_REQUIRED TASK:_ Could you reproduce the rows from the line with "status-bar-right: 4G 94% [776, 6, 918, 34]" to the line with "home-button[interactable] [966, 227, 1006, 267]", substituting "clock-icon" for "alarm-icon" and leaving everything else unchanged?

_RECORDS SHOWN:_
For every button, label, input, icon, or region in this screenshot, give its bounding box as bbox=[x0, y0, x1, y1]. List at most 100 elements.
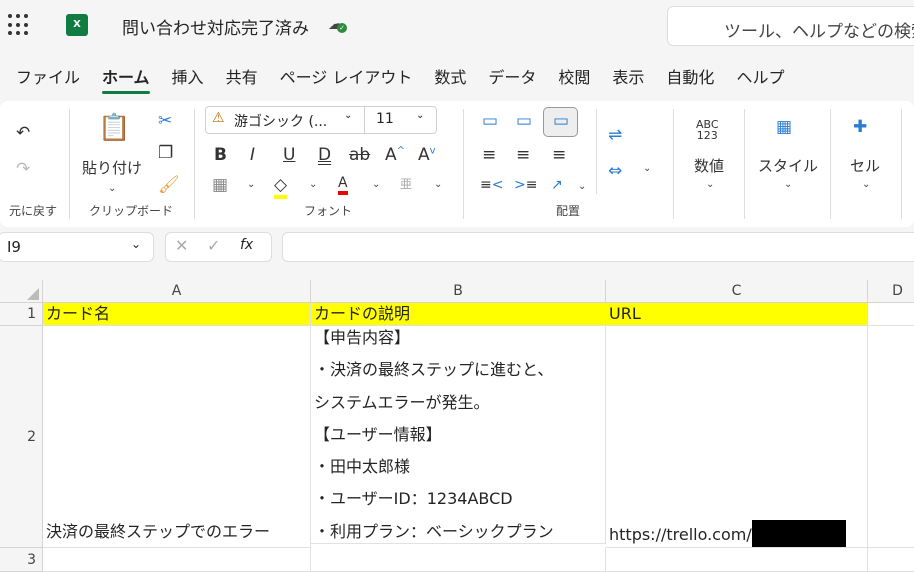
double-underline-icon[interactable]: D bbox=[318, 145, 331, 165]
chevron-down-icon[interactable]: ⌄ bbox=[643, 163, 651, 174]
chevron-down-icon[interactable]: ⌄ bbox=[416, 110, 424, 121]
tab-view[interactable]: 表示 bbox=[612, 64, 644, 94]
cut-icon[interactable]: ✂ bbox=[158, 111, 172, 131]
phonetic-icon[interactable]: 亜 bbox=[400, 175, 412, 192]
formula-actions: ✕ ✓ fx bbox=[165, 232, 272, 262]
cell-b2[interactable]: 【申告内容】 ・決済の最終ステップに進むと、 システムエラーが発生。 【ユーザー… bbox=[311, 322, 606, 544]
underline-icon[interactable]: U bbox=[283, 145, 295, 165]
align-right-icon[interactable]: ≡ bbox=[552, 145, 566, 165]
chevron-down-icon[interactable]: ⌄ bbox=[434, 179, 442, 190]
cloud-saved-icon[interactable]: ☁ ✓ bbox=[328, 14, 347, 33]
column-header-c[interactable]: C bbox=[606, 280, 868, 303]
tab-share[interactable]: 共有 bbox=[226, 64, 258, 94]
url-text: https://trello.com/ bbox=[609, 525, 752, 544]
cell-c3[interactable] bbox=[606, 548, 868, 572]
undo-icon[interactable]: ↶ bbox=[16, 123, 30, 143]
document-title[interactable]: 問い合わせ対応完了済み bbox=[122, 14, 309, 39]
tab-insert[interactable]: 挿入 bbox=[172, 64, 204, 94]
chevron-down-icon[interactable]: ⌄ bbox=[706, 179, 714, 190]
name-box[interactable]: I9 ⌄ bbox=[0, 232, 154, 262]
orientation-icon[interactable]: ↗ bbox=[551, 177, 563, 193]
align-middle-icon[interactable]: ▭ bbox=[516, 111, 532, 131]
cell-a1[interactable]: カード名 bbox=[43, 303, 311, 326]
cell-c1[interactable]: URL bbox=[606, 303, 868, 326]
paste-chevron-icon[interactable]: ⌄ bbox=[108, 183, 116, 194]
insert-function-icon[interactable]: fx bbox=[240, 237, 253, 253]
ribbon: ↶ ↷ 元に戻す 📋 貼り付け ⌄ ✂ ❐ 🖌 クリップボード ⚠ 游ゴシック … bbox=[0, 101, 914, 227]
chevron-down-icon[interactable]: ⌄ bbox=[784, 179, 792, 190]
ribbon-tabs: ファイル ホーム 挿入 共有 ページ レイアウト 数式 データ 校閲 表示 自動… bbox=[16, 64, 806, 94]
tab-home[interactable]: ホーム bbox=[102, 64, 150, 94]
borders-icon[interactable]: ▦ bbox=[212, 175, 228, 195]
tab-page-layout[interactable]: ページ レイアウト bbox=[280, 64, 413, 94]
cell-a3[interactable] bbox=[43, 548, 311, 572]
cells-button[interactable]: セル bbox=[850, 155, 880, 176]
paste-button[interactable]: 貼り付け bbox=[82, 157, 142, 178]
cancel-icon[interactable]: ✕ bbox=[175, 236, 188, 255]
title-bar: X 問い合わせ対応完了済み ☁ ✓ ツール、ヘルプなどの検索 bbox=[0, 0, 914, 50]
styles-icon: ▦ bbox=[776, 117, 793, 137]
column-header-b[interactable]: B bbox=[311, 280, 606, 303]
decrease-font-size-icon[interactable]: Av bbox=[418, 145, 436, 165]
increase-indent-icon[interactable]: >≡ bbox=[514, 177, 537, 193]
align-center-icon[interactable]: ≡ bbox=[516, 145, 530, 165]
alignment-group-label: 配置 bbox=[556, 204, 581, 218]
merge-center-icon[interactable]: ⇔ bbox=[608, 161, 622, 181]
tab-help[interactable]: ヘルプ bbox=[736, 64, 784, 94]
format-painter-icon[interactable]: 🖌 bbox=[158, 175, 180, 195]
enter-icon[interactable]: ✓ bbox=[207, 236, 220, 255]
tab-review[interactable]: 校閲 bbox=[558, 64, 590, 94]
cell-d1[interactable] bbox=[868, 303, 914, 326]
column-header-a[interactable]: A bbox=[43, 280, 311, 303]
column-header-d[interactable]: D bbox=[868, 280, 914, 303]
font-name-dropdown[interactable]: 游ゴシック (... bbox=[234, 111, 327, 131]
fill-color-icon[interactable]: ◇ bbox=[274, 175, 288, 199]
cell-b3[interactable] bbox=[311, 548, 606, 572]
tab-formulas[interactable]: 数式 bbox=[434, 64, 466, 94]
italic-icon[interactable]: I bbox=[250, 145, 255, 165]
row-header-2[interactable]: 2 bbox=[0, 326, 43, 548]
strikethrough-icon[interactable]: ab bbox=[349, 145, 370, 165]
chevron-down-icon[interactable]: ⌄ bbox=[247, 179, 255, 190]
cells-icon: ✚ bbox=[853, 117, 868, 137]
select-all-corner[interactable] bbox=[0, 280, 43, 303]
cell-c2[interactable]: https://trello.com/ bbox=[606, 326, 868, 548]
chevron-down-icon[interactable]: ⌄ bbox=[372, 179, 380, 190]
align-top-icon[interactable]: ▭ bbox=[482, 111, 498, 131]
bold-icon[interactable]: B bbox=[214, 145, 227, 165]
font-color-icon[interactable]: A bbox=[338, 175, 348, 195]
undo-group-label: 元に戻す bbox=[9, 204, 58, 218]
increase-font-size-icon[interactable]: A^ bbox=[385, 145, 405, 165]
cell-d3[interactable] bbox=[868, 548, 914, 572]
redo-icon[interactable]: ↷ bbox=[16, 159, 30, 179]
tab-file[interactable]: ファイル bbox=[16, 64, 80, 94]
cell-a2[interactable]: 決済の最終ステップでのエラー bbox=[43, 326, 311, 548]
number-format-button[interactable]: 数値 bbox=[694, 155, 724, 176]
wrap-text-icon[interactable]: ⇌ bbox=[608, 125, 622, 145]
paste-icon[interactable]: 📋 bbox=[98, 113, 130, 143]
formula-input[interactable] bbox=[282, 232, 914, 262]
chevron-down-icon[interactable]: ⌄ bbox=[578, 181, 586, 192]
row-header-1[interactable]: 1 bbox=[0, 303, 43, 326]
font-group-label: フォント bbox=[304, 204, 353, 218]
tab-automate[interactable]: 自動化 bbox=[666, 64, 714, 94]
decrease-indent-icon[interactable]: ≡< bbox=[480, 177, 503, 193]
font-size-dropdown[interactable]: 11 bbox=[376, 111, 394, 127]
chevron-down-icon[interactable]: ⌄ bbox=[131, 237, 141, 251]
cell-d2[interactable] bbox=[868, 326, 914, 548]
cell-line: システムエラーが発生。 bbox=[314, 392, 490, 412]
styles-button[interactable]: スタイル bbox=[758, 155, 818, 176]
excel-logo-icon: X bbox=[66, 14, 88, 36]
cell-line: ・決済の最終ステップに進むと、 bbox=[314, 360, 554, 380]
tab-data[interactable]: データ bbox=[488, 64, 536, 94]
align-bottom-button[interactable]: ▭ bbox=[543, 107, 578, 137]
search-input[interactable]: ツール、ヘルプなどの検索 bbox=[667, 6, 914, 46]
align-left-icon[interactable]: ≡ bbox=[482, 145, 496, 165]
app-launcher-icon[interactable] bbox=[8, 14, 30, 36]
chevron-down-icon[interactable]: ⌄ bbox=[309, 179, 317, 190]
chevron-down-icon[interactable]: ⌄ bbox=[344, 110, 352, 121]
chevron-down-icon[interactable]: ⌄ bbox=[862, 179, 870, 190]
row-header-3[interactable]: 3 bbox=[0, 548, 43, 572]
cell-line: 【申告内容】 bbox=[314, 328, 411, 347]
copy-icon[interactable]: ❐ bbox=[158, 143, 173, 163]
--
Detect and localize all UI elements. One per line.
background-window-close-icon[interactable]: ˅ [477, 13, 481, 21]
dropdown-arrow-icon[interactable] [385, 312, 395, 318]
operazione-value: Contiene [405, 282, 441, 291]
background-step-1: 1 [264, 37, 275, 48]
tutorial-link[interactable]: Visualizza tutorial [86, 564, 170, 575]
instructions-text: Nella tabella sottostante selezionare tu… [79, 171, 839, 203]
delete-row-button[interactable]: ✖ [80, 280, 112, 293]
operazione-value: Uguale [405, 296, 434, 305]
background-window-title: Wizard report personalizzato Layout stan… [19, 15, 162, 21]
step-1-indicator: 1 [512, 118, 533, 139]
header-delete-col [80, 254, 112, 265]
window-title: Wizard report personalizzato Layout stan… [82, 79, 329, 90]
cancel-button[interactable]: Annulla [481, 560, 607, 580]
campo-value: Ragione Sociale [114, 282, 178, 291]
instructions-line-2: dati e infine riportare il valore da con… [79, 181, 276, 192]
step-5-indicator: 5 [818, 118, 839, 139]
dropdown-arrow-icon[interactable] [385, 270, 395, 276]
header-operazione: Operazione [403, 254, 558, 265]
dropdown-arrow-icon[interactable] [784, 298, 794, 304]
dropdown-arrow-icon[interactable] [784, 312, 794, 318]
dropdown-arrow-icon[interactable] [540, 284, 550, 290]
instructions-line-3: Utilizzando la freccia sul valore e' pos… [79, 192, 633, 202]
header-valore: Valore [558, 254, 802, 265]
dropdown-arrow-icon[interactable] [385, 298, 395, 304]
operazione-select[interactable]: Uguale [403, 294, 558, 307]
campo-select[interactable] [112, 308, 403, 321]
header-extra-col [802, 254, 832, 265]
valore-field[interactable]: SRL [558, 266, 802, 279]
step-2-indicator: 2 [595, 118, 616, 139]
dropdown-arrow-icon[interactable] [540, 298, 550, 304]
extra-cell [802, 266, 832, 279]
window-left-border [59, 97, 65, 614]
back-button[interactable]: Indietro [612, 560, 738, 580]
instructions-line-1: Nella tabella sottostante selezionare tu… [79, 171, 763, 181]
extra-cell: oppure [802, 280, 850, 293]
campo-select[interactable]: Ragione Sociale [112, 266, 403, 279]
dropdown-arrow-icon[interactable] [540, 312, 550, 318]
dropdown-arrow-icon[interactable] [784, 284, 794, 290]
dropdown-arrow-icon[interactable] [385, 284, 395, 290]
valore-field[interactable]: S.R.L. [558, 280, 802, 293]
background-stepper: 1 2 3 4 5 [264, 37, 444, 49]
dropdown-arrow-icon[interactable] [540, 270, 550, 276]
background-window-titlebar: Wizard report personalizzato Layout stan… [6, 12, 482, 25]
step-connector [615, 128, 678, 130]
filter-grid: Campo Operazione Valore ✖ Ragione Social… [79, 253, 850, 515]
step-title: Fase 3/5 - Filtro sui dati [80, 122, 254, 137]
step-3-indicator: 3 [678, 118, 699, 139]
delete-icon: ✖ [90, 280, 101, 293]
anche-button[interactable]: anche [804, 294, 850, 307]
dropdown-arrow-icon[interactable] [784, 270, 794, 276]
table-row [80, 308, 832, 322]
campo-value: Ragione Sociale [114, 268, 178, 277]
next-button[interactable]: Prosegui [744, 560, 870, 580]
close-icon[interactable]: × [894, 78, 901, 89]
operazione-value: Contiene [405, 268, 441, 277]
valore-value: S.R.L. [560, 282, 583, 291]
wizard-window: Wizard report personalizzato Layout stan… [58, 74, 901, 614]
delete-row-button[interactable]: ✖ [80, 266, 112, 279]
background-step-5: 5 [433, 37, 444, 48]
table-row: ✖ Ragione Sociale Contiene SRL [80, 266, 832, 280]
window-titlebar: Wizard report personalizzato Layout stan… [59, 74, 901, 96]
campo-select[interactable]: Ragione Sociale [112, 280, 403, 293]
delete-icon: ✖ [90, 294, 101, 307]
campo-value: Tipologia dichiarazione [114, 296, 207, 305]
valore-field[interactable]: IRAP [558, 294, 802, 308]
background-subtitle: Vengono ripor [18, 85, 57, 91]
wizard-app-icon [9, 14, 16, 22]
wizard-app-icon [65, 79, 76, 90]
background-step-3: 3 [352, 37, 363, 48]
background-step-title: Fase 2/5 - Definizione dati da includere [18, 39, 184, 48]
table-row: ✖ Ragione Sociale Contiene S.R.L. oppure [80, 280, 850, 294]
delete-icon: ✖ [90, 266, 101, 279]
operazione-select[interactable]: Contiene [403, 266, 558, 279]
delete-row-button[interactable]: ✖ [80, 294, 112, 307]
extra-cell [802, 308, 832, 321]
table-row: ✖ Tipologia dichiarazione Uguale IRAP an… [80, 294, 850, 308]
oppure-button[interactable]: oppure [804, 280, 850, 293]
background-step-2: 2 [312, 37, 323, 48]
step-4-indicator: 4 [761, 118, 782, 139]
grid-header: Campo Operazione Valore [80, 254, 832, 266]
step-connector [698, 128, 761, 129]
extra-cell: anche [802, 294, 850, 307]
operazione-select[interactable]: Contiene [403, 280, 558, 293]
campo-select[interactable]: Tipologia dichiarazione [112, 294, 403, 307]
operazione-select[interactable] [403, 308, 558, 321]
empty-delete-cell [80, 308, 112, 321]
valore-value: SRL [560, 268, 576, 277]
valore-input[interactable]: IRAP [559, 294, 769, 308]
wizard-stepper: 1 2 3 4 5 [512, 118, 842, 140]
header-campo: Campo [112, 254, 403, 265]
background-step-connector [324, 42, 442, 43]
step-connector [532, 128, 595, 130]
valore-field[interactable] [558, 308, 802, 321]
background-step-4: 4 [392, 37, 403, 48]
---
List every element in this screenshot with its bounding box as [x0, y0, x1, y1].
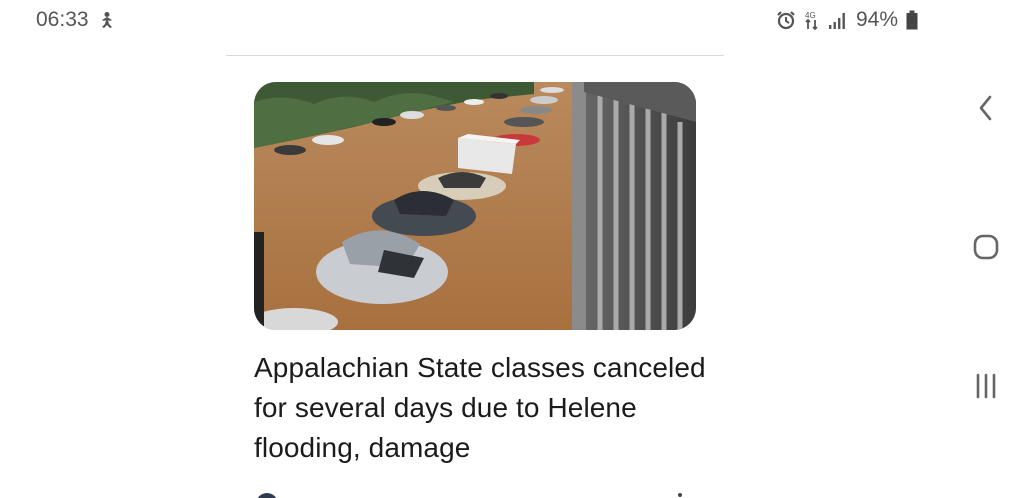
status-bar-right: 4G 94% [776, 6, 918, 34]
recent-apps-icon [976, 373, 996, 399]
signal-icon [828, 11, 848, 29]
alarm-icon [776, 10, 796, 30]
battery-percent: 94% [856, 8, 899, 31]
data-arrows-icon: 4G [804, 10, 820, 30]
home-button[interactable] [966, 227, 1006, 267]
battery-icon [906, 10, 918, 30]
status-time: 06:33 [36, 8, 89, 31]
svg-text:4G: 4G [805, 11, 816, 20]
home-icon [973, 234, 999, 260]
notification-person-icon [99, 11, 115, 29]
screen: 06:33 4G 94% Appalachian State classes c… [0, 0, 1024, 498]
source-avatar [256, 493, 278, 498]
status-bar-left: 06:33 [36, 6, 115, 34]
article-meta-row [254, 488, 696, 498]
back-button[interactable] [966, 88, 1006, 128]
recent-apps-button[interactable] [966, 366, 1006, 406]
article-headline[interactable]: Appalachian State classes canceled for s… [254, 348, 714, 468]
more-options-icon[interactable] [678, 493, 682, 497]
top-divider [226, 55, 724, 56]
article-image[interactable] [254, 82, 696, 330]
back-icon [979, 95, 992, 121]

_EXERCISE SOLUTION:_
status-bar-right: 4G 94% [776, 6, 918, 34]
recent-apps-icon [976, 373, 996, 399]
signal-icon [828, 11, 848, 29]
clock-icon [776, 10, 796, 30]
battery-percent: 94% [856, 8, 899, 31]
data-arrows-icon: 4G [804, 10, 820, 30]
home-button[interactable] [966, 227, 1006, 267]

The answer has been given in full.